■ SHORT EXERCISE ■
Locate the word "JSON" in the data below, then copy every line that holds it.

■ DATA ROWS ■
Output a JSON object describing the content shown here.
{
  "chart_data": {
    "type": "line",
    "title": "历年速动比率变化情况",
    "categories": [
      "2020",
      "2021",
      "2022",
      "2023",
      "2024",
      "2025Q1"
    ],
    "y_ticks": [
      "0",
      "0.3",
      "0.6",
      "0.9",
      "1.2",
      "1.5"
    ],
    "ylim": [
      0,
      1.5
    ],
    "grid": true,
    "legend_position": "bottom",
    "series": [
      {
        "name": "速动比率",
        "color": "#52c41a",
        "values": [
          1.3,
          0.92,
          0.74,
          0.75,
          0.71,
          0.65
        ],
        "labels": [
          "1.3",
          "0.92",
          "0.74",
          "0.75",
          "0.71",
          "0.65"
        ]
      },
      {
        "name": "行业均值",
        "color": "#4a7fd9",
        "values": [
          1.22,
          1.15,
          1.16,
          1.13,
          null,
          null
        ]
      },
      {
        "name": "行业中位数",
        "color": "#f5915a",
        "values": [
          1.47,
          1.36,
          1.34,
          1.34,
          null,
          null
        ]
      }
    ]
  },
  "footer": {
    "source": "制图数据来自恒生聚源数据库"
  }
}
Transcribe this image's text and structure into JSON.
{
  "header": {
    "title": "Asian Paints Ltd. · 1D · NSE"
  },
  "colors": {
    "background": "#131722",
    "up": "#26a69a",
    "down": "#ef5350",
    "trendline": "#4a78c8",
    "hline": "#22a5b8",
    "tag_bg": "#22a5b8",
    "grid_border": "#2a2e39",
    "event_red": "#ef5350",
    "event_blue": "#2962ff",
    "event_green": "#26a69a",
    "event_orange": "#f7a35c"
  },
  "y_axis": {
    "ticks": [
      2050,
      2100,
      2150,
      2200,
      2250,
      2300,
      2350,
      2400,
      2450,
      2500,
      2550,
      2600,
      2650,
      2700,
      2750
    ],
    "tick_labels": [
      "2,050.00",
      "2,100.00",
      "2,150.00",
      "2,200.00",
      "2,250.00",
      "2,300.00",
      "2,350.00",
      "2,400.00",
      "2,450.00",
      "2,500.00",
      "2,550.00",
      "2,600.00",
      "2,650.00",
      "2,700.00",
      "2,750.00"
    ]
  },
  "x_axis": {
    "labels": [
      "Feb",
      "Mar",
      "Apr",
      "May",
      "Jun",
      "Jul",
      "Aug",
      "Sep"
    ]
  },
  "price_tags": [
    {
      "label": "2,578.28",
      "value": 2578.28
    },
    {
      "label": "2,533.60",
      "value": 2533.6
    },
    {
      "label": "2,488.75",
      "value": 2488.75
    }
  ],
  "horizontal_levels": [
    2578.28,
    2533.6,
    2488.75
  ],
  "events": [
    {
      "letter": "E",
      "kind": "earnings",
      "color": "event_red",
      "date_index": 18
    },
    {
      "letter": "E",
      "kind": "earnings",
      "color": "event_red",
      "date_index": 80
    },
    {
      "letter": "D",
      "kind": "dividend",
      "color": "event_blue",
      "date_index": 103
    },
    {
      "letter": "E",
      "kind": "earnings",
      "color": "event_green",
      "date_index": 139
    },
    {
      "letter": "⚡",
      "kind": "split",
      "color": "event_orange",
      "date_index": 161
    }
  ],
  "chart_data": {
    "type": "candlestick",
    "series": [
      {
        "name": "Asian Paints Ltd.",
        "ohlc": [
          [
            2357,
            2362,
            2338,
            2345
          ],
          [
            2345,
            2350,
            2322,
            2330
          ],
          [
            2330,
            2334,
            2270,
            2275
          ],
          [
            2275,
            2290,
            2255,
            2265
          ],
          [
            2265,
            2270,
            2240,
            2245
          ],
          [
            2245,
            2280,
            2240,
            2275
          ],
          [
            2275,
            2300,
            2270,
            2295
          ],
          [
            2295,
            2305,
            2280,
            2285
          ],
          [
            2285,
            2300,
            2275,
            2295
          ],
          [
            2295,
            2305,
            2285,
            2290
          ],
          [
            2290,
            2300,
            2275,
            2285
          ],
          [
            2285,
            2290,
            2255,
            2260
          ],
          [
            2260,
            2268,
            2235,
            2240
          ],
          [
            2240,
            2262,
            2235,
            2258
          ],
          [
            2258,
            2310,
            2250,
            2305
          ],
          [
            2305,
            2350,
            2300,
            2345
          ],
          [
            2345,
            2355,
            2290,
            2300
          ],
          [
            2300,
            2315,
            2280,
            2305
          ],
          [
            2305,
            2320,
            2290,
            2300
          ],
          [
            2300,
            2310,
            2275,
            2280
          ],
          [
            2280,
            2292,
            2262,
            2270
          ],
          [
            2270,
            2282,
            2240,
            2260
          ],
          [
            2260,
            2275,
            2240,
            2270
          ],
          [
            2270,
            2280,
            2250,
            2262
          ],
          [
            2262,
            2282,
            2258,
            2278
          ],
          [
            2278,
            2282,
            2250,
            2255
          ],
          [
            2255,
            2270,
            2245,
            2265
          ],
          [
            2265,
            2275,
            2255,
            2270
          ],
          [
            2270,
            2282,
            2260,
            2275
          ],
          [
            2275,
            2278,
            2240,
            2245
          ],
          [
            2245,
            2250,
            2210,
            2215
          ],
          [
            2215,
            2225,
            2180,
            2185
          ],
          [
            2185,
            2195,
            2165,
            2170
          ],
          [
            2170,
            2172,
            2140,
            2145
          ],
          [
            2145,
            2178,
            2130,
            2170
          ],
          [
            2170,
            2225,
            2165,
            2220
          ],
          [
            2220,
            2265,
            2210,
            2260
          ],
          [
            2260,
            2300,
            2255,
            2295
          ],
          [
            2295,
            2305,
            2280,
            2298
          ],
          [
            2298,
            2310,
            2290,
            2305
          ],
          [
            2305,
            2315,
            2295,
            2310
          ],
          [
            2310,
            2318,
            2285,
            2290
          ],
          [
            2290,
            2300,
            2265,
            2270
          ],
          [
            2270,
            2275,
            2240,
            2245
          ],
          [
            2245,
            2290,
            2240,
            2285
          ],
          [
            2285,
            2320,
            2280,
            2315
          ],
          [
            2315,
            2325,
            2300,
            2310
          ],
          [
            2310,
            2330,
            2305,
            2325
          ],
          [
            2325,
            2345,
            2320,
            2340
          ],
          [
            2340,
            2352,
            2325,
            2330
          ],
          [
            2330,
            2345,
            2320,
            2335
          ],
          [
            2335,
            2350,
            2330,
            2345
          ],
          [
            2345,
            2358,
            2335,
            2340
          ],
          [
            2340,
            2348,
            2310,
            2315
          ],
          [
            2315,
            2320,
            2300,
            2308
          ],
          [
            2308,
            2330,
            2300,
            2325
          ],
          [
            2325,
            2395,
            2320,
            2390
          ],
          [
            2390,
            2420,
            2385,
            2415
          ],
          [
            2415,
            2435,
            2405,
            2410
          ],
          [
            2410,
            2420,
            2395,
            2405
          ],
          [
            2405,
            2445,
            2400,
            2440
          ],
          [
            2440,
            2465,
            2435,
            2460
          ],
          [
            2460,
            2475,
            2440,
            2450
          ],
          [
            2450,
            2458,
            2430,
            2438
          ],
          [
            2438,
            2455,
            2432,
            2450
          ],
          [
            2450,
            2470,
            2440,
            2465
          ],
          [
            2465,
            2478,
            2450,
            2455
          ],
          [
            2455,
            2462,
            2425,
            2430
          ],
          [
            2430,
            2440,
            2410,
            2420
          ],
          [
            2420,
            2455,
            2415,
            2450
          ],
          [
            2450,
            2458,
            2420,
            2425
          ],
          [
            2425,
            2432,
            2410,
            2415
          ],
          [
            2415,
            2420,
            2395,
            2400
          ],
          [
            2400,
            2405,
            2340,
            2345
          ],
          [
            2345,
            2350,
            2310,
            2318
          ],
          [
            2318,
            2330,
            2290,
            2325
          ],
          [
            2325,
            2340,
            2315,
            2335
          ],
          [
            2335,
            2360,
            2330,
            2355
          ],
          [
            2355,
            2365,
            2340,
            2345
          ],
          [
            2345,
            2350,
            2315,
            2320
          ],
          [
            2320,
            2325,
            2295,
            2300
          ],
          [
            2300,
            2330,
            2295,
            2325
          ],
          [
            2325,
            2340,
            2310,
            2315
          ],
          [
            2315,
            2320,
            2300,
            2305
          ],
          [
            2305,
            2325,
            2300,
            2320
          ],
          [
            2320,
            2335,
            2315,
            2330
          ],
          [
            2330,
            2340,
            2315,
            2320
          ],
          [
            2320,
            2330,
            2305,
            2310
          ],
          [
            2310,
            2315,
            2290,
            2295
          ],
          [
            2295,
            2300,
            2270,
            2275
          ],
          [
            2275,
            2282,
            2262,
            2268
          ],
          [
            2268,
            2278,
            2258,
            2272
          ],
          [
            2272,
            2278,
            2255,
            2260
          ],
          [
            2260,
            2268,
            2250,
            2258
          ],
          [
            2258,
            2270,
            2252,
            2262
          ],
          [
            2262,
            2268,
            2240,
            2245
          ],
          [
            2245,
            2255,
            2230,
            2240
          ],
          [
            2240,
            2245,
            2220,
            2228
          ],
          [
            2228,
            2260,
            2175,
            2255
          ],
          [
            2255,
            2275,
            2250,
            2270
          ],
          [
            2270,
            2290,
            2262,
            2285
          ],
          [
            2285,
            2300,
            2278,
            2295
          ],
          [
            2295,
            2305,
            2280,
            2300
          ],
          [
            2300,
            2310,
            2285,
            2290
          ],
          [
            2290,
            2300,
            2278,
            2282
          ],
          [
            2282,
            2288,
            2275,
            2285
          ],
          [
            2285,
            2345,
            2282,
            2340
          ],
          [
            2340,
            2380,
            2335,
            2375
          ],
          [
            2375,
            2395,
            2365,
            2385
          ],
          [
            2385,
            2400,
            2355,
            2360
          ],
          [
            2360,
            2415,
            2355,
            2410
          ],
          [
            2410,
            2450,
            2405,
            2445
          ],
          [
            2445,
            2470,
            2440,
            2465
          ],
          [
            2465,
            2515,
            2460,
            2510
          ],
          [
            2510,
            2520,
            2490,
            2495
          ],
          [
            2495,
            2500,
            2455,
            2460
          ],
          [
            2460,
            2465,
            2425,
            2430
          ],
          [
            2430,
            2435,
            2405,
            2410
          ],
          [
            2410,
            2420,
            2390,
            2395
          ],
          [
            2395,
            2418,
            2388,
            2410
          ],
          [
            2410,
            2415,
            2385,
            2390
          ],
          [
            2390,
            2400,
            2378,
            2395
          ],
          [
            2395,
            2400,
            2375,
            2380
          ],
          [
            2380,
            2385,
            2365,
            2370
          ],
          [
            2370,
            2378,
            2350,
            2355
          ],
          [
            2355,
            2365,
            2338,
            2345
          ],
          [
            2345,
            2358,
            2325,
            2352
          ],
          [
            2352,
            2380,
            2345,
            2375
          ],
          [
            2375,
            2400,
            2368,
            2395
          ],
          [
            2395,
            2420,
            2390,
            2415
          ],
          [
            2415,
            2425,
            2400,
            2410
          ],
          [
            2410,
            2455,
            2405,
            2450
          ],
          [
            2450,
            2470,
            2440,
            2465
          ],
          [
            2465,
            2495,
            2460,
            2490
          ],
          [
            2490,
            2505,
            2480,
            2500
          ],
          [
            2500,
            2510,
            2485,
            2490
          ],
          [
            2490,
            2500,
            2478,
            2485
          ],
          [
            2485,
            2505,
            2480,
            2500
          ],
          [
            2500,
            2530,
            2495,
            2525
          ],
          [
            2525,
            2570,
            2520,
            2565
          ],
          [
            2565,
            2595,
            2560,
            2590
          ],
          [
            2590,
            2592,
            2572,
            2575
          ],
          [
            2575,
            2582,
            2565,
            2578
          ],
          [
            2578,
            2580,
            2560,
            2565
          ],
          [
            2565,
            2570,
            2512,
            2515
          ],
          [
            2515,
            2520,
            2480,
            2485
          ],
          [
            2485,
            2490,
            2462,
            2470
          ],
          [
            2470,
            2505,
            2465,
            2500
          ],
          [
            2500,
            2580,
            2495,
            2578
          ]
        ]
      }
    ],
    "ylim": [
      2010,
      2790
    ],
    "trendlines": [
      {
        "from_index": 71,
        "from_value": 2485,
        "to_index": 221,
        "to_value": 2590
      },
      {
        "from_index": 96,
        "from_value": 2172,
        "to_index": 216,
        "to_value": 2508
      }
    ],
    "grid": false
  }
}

■ ANSWER BELOW ■
Output a JSON object describing the content shown here.
Transcribe this image's text and structure into JSON.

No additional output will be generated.